• _Exercise description_
Reproduce this listing in full.

• _Figure contents as structured data_
>> START

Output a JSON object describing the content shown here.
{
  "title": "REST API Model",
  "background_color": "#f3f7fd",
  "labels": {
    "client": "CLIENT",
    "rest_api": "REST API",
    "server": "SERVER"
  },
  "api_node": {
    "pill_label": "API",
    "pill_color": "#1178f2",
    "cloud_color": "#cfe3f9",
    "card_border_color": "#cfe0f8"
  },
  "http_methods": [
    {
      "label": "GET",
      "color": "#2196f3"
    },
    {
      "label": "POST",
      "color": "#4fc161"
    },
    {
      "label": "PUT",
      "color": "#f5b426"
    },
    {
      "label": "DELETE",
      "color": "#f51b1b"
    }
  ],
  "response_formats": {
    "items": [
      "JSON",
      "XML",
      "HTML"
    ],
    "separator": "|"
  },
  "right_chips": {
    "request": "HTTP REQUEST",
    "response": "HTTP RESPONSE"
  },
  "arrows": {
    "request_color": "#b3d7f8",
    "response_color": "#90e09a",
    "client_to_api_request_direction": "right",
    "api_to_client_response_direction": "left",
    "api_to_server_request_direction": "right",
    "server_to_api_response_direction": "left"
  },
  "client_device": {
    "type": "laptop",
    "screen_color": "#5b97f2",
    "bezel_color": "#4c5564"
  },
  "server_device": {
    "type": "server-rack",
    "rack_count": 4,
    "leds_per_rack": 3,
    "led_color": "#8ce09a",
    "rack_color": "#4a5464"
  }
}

>> END

• _Solution_
Output a JSON object describing the content shown here.
{
  "title": "REST API Model",
  "background_color": "#f3f7fd",
  "labels": {
    "client": "CLIENT",
    "rest_api": "REST API",
    "server": "SERVER"
  },
  "api_node": {
    "pill_label": "API",
    "pill_color": "#1178f2",
    "cloud_color": "#cfe3f9",
    "card_border_color": "#cfe0f8"
  },
  "http_methods": [
    {
      "label": "GET",
      "color": "#2196f3"
    },
    {
      "label": "POST",
      "color": "#4fc161"
    },
    {
      "label": "PUT",
      "color": "#f5b426"
    },
    {
      "label": "DELETE",
      "color": "#f51b1b"
    }
  ],
  "response_formats": {
    "items": [
      "JSON",
      "XML",
      "HTML"
    ],
    "separator": "|"
  },
  "right_chips": {
    "request": "HTTP REQUEST",
    "response": "HTTP RESPONSE"
  },
  "arrows": {
    "request_color": "#b3d7f8",
    "response_color": "#90e09a",
    "client_to_api_request_direction": "right",
    "api_to_client_response_direction": "left",
    "api_to_server_request_direction": "right",
    "server_to_api_response_direction": "left"
  },
  "client_device": {
    "type": "laptop",
    "screen_color": "#5b97f2",
    "bezel_color": "#4c5564"
  },
  "server_device": {
    "type": "server-rack",
    "rack_count": 4,
    "leds_per_rack": 3,
    "led_color": "#8ce09a",
    "rack_color": "#4a5464"
  }
}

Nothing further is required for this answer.